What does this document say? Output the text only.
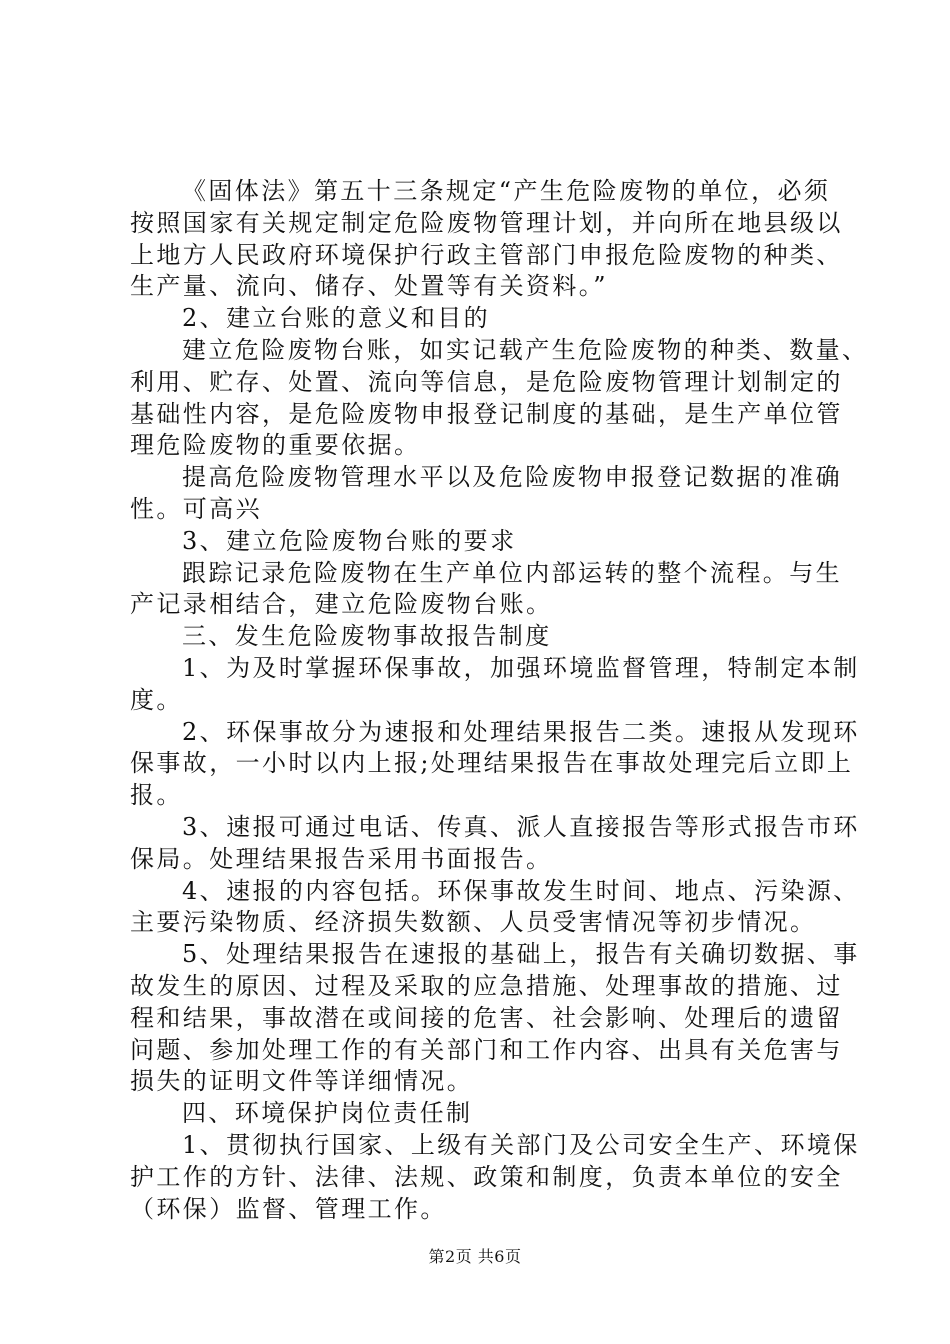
《固体法》第五十三条规定“产生危险废物的单位，必须
按照国家有关规定制定危险废物管理计划，并向所在地县级以
上地方人民政府环境保护行政主管部门申报危险废物的种类、
生产量、流向、储存、处置等有关资料。”
2、建立台账的意义和目的
建立危险废物台账，如实记载产生危险废物的种类、数量、
利用、贮存、处置、流向等信息，是危险废物管理计划制定的
基础性内容，是危险废物申报登记制度的基础，是生产单位管
理危险废物的重要依据。
提高危险废物管理水平以及危险废物申报登记数据的准确
性。可高兴
3、建立危险废物台账的要求
跟踪记录危险废物在生产单位内部运转的整个流程。与生
产记录相结合，建立危险废物台账。
三、发生危险废物事故报告制度
1、为及时掌握环保事故，加强环境监督管理，特制定本制
度。
2、环保事故分为速报和处理结果报告二类。速报从发现环
保事故，一小时以内上报;处理结果报告在事故处理完后立即上
报。
3、速报可通过电话、传真、派人直接报告等形式报告市环
保局。处理结果报告采用书面报告。
4、速报的内容包括。环保事故发生时间、地点、污染源、
主要污染物质、经济损失数额、人员受害情况等初步情况。
5、处理结果报告在速报的基础上，报告有关确切数据、事
故发生的原因、过程及采取的应急措施、处理事故的措施、过
程和结果，事故潜在或间接的危害、社会影响、处理后的遗留
问题、参加处理工作的有关部门和工作内容、出具有关危害与
损失的证明文件等详细情况。
四、环境保护岗位责任制
1、贯彻执行国家、上级有关部门及公司安全生产、环境保
护工作的方针、法律、法规、政策和制度，负责本单位的安全
（环保）监督、管理工作。
第2页 共6页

▶ AIM OF THE EXERCISE: Print all entries exactly. The images do not belong in the copy.

▶ CORRECT RESULT:
What does this document say? Output the text only.
《固体法》第五十三条规定“产生危险废物的单位，必须
按照国家有关规定制定危险废物管理计划，并向所在地县级以
上地方人民政府环境保护行政主管部门申报危险废物的种类、
生产量、流向、储存、处置等有关资料。”
2、建立台账的意义和目的
建立危险废物台账，如实记载产生危险废物的种类、数量、
利用、贮存、处置、流向等信息，是危险废物管理计划制定的
基础性内容，是危险废物申报登记制度的基础，是生产单位管
理危险废物的重要依据。
提高危险废物管理水平以及危险废物申报登记数据的准确
性。可高兴
3、建立危险废物台账的要求
跟踪记录危险废物在生产单位内部运转的整个流程。与生
产记录相结合，建立危险废物台账。
三、发生危险废物事故报告制度
1、为及时掌握环保事故，加强环境监督管理，特制定本制
度。
2、环保事故分为速报和处理结果报告二类。速报从发现环
保事故，一小时以内上报;处理结果报告在事故处理完后立即上
报。
3、速报可通过电话、传真、派人直接报告等形式报告市环
保局。处理结果报告采用书面报告。
4、速报的内容包括。环保事故发生时间、地点、污染源、
主要污染物质、经济损失数额、人员受害情况等初步情况。
5、处理结果报告在速报的基础上，报告有关确切数据、事
故发生的原因、过程及采取的应急措施、处理事故的措施、过
程和结果，事故潜在或间接的危害、社会影响、处理后的遗留
问题、参加处理工作的有关部门和工作内容、出具有关危害与
损失的证明文件等详细情况。
四、环境保护岗位责任制
1、贯彻执行国家、上级有关部门及公司安全生产、环境保
护工作的方针、法律、法规、政策和制度，负责本单位的安全
（环保）监督、管理工作。
第2页 共6页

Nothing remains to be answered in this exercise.